--- Start Exercise data ---
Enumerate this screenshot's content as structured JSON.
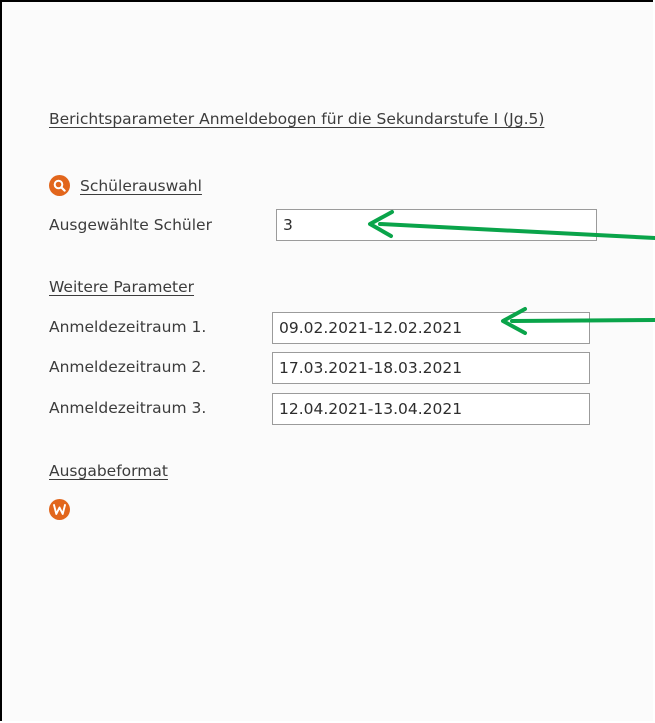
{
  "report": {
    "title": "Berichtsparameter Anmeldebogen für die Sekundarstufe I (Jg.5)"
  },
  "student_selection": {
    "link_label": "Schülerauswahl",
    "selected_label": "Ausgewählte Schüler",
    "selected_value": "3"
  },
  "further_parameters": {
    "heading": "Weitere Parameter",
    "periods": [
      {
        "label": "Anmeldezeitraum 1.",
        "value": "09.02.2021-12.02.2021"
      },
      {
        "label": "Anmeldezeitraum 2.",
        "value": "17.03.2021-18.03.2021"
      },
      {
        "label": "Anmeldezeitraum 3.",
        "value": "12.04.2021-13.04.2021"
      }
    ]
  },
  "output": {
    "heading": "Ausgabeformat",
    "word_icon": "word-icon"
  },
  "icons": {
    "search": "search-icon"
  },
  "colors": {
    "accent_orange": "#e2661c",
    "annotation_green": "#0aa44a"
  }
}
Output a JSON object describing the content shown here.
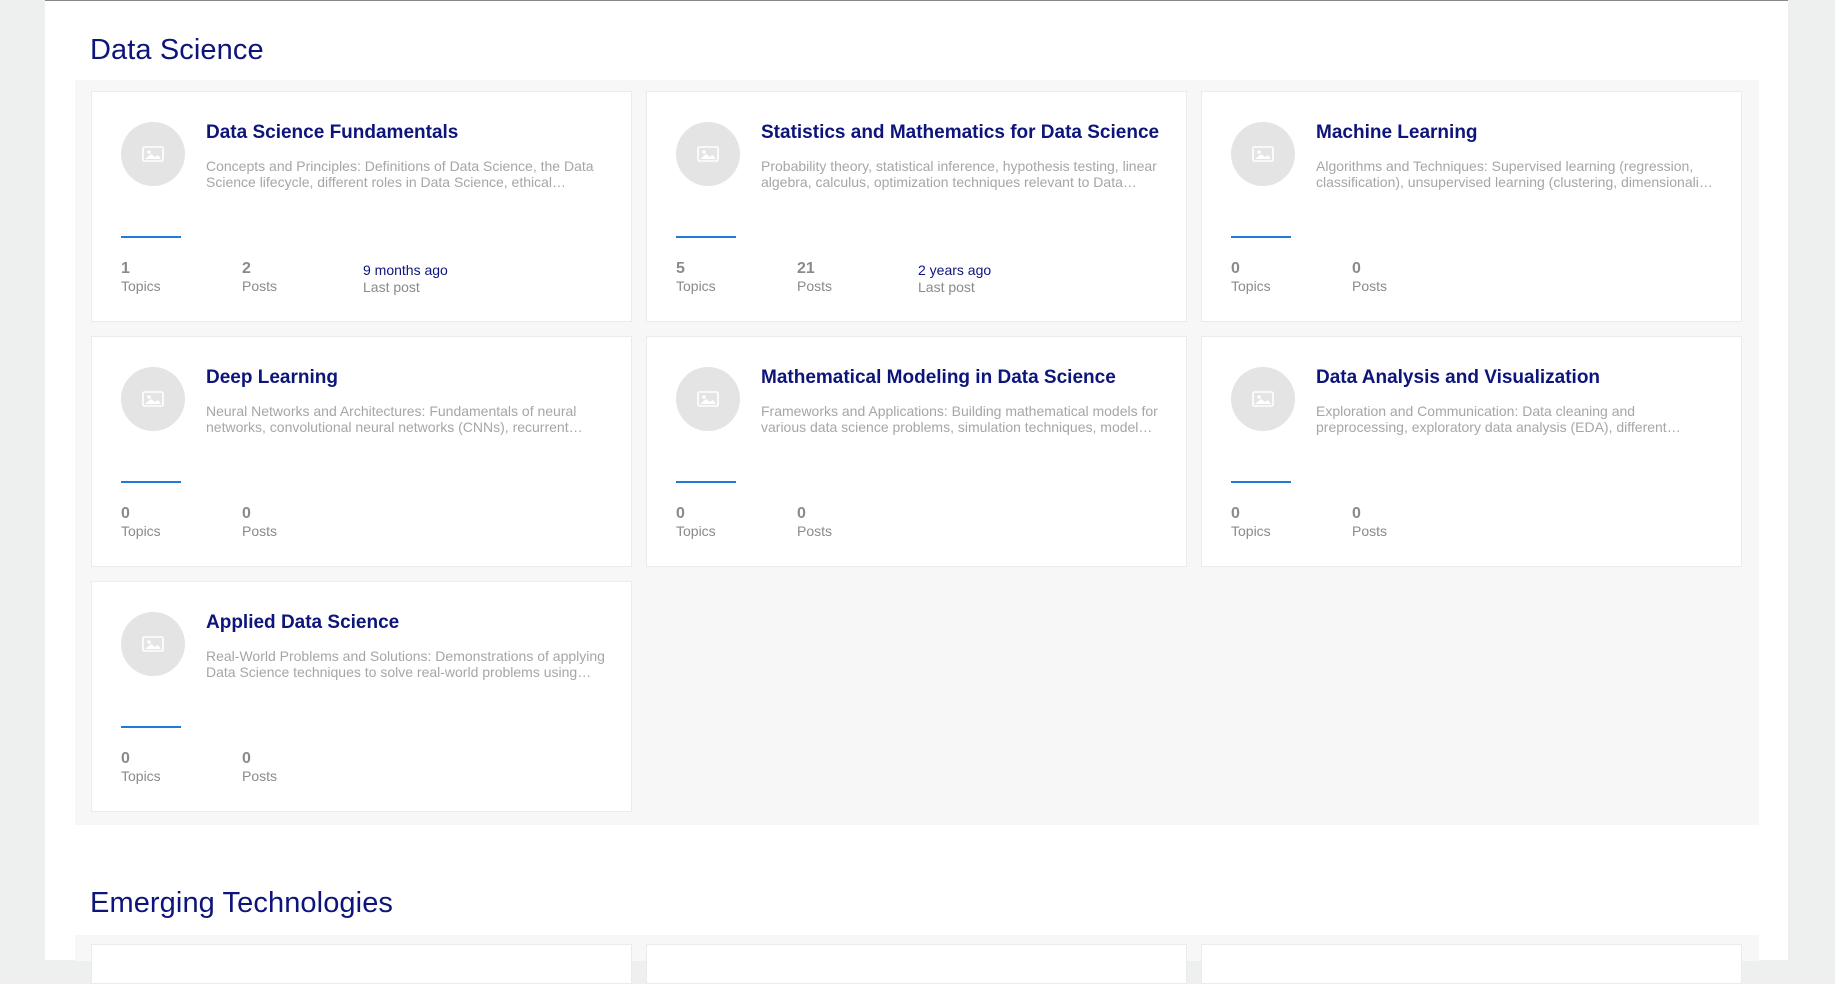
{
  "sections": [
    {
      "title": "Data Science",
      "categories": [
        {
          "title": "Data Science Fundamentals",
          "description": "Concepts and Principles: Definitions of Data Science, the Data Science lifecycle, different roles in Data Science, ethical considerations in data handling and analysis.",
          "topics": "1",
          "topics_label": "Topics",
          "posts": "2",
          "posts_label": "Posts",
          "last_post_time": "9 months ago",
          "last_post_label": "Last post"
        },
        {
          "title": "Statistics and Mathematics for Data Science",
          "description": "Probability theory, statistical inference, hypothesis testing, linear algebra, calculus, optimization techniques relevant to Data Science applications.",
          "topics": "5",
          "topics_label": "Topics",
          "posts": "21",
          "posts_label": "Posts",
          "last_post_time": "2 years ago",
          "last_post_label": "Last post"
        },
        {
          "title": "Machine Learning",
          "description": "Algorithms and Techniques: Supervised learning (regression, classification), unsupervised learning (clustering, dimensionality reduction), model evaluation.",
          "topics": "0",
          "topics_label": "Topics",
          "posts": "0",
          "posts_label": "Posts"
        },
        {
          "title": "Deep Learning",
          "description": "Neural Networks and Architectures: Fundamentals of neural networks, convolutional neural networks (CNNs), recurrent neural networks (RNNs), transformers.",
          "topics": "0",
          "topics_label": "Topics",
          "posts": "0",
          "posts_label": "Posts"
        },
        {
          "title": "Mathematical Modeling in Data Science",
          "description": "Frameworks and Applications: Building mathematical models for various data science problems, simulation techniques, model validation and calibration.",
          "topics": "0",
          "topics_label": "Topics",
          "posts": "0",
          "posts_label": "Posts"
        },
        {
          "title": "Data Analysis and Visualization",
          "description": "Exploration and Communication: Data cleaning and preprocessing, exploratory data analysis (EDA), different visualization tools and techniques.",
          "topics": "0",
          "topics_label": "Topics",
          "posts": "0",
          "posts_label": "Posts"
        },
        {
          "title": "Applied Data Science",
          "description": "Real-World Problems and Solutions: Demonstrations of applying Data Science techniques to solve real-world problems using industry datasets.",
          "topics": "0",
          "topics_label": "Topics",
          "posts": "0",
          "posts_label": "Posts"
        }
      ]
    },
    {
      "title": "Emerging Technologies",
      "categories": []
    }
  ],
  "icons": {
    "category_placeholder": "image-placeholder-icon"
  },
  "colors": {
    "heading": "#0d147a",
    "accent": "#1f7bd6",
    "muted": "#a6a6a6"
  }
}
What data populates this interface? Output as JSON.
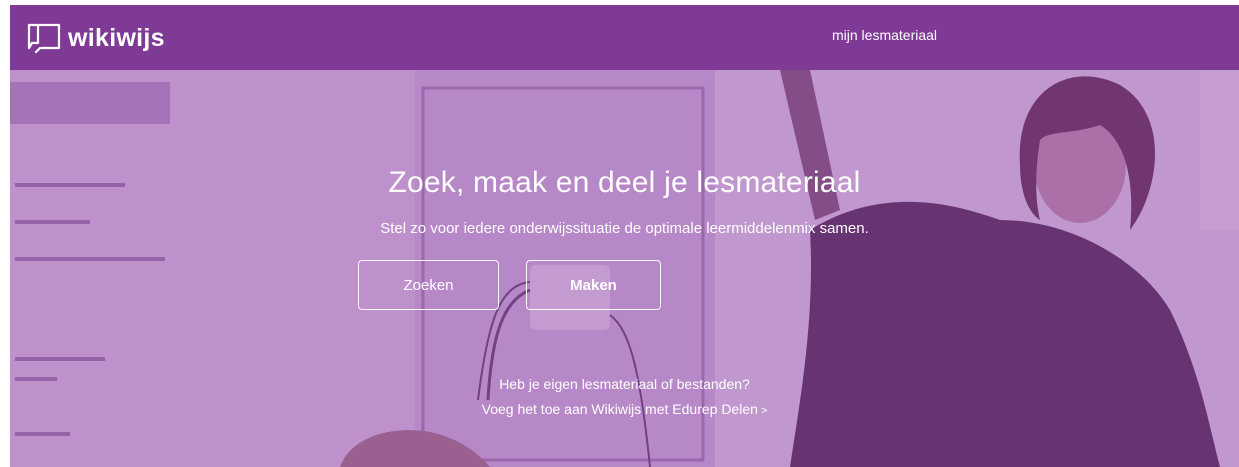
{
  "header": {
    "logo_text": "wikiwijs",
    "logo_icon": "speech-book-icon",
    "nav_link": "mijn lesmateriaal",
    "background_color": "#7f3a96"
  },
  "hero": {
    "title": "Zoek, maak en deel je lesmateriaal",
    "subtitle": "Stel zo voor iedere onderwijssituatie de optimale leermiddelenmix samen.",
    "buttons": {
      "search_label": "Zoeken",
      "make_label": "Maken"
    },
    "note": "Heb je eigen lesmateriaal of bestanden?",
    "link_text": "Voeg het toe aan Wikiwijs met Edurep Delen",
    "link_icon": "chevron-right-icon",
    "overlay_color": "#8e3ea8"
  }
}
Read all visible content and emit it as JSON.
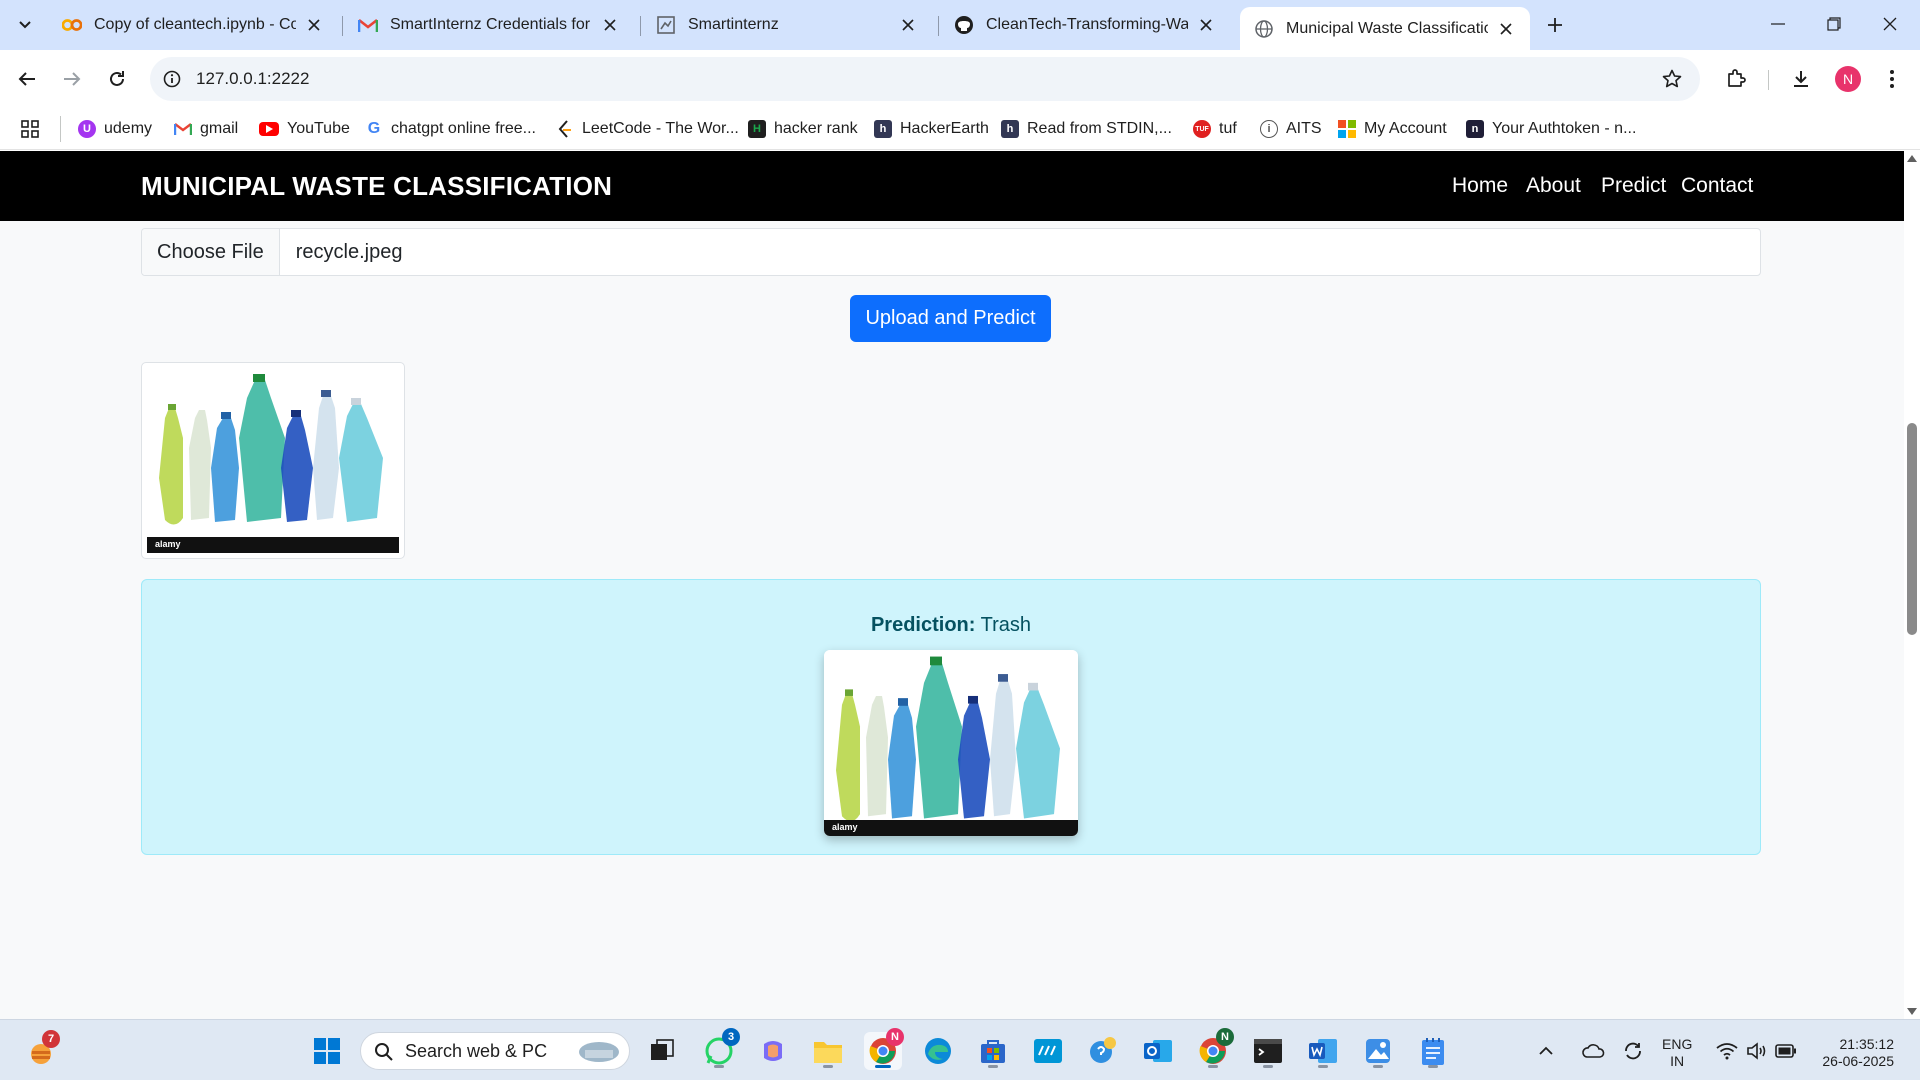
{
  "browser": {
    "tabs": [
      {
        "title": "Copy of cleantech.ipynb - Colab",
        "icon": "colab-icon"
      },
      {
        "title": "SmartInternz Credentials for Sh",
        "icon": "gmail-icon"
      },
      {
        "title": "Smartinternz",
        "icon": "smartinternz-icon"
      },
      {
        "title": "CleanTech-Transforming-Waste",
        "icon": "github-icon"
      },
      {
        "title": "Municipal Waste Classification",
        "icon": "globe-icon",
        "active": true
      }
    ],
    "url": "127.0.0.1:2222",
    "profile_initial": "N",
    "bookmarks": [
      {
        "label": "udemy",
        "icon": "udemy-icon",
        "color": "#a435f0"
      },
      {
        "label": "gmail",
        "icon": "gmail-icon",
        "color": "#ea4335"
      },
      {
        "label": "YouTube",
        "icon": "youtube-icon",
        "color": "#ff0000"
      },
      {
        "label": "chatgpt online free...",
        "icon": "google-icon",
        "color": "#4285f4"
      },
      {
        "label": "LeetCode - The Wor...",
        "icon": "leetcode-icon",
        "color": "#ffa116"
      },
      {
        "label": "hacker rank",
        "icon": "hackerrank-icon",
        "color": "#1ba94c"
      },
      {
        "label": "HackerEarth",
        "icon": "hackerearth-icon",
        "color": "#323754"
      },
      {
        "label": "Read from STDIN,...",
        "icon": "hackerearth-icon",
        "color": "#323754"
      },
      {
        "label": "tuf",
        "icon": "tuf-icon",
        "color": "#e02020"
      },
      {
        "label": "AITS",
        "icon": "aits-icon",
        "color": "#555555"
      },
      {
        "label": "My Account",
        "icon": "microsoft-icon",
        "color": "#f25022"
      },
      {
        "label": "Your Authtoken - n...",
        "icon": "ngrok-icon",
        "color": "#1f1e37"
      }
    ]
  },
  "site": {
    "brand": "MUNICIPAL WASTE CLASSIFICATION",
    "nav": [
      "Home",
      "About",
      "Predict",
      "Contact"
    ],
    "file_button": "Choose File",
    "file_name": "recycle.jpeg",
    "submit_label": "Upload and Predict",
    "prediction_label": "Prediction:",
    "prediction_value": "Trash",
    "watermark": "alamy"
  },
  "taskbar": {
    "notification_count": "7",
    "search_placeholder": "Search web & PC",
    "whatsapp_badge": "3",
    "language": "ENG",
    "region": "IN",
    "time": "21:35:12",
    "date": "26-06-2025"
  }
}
--- End Exercise data ---
**Exercise goal**
Reproduce the whole listing above word for word, but not its pictures.

**Finished answer**
Enumerate this screenshot's content as structured JSON.
{
  "report": {
    "title": "Berichtsparameter Anmeldebogen für die Sekundarstufe I (Jg.5)"
  },
  "student_selection": {
    "link_label": "Schülerauswahl",
    "selected_label": "Ausgewählte Schüler",
    "selected_value": "3"
  },
  "further_parameters": {
    "heading": "Weitere Parameter",
    "periods": [
      {
        "label": "Anmeldezeitraum 1.",
        "value": "09.02.2021-12.02.2021"
      },
      {
        "label": "Anmeldezeitraum 2.",
        "value": "17.03.2021-18.03.2021"
      },
      {
        "label": "Anmeldezeitraum 3.",
        "value": "12.04.2021-13.04.2021"
      }
    ]
  },
  "output": {
    "heading": "Ausgabeformat",
    "word_icon": "word-icon"
  },
  "icons": {
    "search": "search-icon"
  },
  "colors": {
    "accent_orange": "#e2661c",
    "annotation_green": "#0aa44a"
  }
}
Output a JSON object describing the content shown here.
{
  "sections": [
    {
      "title": "Data Science",
      "categories": [
        {
          "title": "Data Science Fundamentals",
          "description": "Concepts and Principles: Definitions of Data Science, the Data Science lifecycle, different roles in Data Science, ethical considerations in data handling and analysis.",
          "topics": "1",
          "topics_label": "Topics",
          "posts": "2",
          "posts_label": "Posts",
          "last_post_time": "9 months ago",
          "last_post_label": "Last post"
        },
        {
          "title": "Statistics and Mathematics for Data Science",
          "description": "Probability theory, statistical inference, hypothesis testing, linear algebra, calculus, optimization techniques relevant to Data Science applications.",
          "topics": "5",
          "topics_label": "Topics",
          "posts": "21",
          "posts_label": "Posts",
          "last_post_time": "2 years ago",
          "last_post_label": "Last post"
        },
        {
          "title": "Machine Learning",
          "description": "Algorithms and Techniques: Supervised learning (regression, classification), unsupervised learning (clustering, dimensionality reduction), model evaluation.",
          "topics": "0",
          "topics_label": "Topics",
          "posts": "0",
          "posts_label": "Posts"
        },
        {
          "title": "Deep Learning",
          "description": "Neural Networks and Architectures: Fundamentals of neural networks, convolutional neural networks (CNNs), recurrent neural networks (RNNs), transformers.",
          "topics": "0",
          "topics_label": "Topics",
          "posts": "0",
          "posts_label": "Posts"
        },
        {
          "title": "Mathematical Modeling in Data Science",
          "description": "Frameworks and Applications: Building mathematical models for various data science problems, simulation techniques, model validation and calibration.",
          "topics": "0",
          "topics_label": "Topics",
          "posts": "0",
          "posts_label": "Posts"
        },
        {
          "title": "Data Analysis and Visualization",
          "description": "Exploration and Communication: Data cleaning and preprocessing, exploratory data analysis (EDA), different visualization tools and techniques.",
          "topics": "0",
          "topics_label": "Topics",
          "posts": "0",
          "posts_label": "Posts"
        },
        {
          "title": "Applied Data Science",
          "description": "Real-World Problems and Solutions: Demonstrations of applying Data Science techniques to solve real-world problems using industry datasets.",
          "topics": "0",
          "topics_label": "Topics",
          "posts": "0",
          "posts_label": "Posts"
        }
      ]
    },
    {
      "title": "Emerging Technologies",
      "categories": []
    }
  ],
  "icons": {
    "category_placeholder": "image-placeholder-icon"
  },
  "colors": {
    "heading": "#0d147a",
    "accent": "#1f7bd6",
    "muted": "#a6a6a6"
  }
}
What data populates this interface? Output as JSON.
{
  "header": {
    "logo_text": "wikiwijs",
    "logo_icon": "speech-book-icon",
    "nav_link": "mijn lesmateriaal",
    "background_color": "#7f3a96"
  },
  "hero": {
    "title": "Zoek, maak en deel je lesmateriaal",
    "subtitle": "Stel zo voor iedere onderwijssituatie de optimale leermiddelenmix samen.",
    "buttons": {
      "search_label": "Zoeken",
      "make_label": "Maken"
    },
    "note": "Heb je eigen lesmateriaal of bestanden?",
    "link_text": "Voeg het toe aan Wikiwijs met Edurep Delen",
    "link_icon": "chevron-right-icon",
    "overlay_color": "#8e3ea8"
  }
}
Read all visible content and emit it as JSON.
{
  "browser": {
    "tabs": [
      {
        "title": "Copy of cleantech.ipynb - Colab",
        "icon": "colab-icon"
      },
      {
        "title": "SmartInternz Credentials for Sh",
        "icon": "gmail-icon"
      },
      {
        "title": "Smartinternz",
        "icon": "smartinternz-icon"
      },
      {
        "title": "CleanTech-Transforming-Waste",
        "icon": "github-icon"
      },
      {
        "title": "Municipal Waste Classification",
        "icon": "globe-icon",
        "active": true
      }
    ],
    "url": "127.0.0.1:2222",
    "profile_initial": "N",
    "bookmarks": [
      {
        "label": "udemy",
        "icon": "udemy-icon",
        "color": "#a435f0"
      },
      {
        "label": "gmail",
        "icon": "gmail-icon",
        "color": "#ea4335"
      },
      {
        "label": "YouTube",
        "icon": "youtube-icon",
        "color": "#ff0000"
      },
      {
        "label": "chatgpt online free...",
        "icon": "google-icon",
        "color": "#4285f4"
      },
      {
        "label": "LeetCode - The Wor...",
        "icon": "leetcode-icon",
        "color": "#ffa116"
      },
      {
        "label": "hacker rank",
        "icon": "hackerrank-icon",
        "color": "#1ba94c"
      },
      {
        "label": "HackerEarth",
        "icon": "hackerearth-icon",
        "color": "#323754"
      },
      {
        "label": "Read from STDIN,...",
        "icon": "hackerearth-icon",
        "color": "#323754"
      },
      {
        "label": "tuf",
        "icon": "tuf-icon",
        "color": "#e02020"
      },
      {
        "label": "AITS",
        "icon": "aits-icon",
        "color": "#555555"
      },
      {
        "label": "My Account",
        "icon": "microsoft-icon",
        "color": "#f25022"
      },
      {
        "label": "Your Authtoken - n...",
        "icon": "ngrok-icon",
        "color": "#1f1e37"
      }
    ]
  },
  "site": {
    "brand": "MUNICIPAL WASTE CLASSIFICATION",
    "nav": [
      "Home",
      "About",
      "Predict",
      "Contact"
    ],
    "file_button": "Choose File",
    "file_name": "recycle.jpeg",
    "submit_label": "Upload and Predict",
    "prediction_label": "Prediction:",
    "prediction_value": "Trash",
    "watermark": "alamy"
  },
  "taskbar": {
    "notification_count": "7",
    "search_placeholder": "Search web & PC",
    "whatsapp_badge": "3",
    "language": "ENG",
    "region": "IN",
    "time": "21:35:12",
    "date": "26-06-2025"
  }
}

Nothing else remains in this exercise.